══ Dataset entries ══

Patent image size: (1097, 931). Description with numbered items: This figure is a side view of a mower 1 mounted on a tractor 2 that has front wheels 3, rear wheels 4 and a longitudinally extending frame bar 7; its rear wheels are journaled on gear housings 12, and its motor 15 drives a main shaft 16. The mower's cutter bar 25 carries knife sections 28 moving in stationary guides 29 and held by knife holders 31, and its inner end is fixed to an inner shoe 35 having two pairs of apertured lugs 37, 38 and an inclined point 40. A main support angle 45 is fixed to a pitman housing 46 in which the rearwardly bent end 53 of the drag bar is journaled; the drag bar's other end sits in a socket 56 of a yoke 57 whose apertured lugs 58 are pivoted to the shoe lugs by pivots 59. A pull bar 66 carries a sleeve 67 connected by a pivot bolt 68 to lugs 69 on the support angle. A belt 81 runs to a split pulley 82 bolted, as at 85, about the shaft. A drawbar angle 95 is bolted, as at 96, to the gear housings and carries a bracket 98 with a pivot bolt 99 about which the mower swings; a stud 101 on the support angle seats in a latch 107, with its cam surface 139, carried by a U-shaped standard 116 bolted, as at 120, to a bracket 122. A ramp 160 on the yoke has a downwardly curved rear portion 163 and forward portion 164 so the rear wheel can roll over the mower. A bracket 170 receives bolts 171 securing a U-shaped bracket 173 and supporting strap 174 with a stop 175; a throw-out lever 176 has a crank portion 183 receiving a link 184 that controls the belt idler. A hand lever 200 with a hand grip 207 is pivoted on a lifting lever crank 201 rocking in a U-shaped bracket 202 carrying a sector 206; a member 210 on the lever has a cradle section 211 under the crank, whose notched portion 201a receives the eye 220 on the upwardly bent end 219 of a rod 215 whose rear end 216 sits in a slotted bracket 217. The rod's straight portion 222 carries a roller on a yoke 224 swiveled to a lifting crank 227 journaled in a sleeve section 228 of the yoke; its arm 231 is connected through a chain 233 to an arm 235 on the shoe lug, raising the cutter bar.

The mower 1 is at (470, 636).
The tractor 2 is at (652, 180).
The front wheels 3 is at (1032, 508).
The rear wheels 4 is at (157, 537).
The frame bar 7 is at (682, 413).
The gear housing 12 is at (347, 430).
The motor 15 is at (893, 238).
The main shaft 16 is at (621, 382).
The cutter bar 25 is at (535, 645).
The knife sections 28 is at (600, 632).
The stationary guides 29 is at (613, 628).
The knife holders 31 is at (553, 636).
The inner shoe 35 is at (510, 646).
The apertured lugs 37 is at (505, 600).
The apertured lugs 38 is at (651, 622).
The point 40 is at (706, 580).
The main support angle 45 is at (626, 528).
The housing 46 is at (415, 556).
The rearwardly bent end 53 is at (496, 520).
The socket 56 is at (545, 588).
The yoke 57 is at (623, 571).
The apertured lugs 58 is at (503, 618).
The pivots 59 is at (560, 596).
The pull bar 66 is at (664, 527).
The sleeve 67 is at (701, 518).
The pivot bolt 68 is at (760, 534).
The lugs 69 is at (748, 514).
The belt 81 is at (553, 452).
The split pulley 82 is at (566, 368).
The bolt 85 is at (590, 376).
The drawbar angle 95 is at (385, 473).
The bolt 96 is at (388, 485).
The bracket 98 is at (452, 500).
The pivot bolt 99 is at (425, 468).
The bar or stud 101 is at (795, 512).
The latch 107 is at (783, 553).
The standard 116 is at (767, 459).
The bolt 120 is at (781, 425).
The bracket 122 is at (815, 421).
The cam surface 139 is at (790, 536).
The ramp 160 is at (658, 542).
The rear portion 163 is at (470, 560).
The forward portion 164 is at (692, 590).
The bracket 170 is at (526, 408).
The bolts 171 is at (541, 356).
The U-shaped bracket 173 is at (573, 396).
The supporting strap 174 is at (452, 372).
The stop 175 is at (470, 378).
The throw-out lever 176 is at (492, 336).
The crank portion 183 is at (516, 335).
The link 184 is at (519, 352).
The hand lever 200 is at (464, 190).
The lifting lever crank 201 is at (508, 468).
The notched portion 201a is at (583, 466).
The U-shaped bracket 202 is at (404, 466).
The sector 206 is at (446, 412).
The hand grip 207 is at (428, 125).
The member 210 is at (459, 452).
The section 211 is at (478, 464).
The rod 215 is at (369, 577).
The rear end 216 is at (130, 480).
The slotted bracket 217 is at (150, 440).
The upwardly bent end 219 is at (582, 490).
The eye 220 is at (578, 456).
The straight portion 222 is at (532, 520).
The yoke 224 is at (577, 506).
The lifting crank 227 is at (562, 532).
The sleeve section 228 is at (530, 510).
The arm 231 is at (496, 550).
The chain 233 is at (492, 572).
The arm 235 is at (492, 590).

═══

● Problem requirements: Rewrite the items above as a Markdown table with the columns Row and Line, starting at the beginning of the items and ending at the line that contains "The gear housing 12 is at (347, 430).". Give each line a row number and leave out blank lines.

● Finished task:
| Row | Line |
|---|---|
| 1 | Patent image size: (1097, 931). Description with numbered items: This figure is a side view of a mower 1 mounted on a tractor 2 that has front wheels 3, rear wheels 4 and a longitudinally extending frame bar 7; its rear wheels are journaled on gear housings 12, and its motor 15 drives a main shaft 16. The mower's cutter bar 25 carries knife sections 28 moving in stationary guides 29 and held by knife holders 31, and its inner end is fixed to an inner shoe 35 having two pairs of apertured lugs 37, 38 and an inclined point 40. A main support angle 45 is fixed to a pitman housing 46 in which the rearwardly bent end 53 of the drag bar is journaled; the drag bar's other end sits in a socket 56 of a yoke 57 whose apertured lugs 58 are pivoted to the shoe lugs by pivots 59. A pull bar 66 carries a sleeve 67 connected by a pivot bolt 68 to lugs 69 on the support angle. A belt 81 runs to a split pulley 82 bolted, as at 85, about the shaft. A drawbar angle 95 is bolted, as at 96, to the gear housings and carries a bracket 98 with a pivot bolt 99 about which the mower swings; a stud 101 on the support angle seats in a latch 107, with its cam surface 139, carried by a U-shaped standard 116 bolted, as at 120, to a bracket 122. A ramp 160 on the yoke has a downwardly curved rear portion 163 and forward portion 164 so the rear wheel can roll over the mower. A bracket 170 receives bolts 171 securing a U-shaped bracket 173 and supporting strap 174 with a stop 175; a throw-out lever 176 has a crank portion 183 receiving a link 184 that controls the belt idler. A hand lever 200 with a hand grip 207 is pivoted on a lifting lever crank 201 rocking in a U-shaped bracket 202 carrying a sector 206; a member 210 on the lever has a cradle section 211 under the crank, whose notched portion 201a receives the eye 220 on the upwardly bent end 219 of a rod 215 whose rear end 216 sits in a slotted bracket 217. The rod's straight portion 222 carries a roller on a yoke 224 swiveled to a lifting crank 227 journaled in a sleeve section 228 of the yoke; its arm 231 is connected through a chain 233 to an arm 235 on the shoe lug, raising the cutter bar. |
| 2 | The mower 1 is at (470, 636). |
| 3 | The tractor 2 is at (652, 180). |
| 4 | The front wheels 3 is at (1032, 508). |
| 5 | The rear wheels 4 is at (157, 537). |
| 6 | The frame bar 7 is at (682, 413). |
| 7 | The gear housing 12 is at (347, 430). |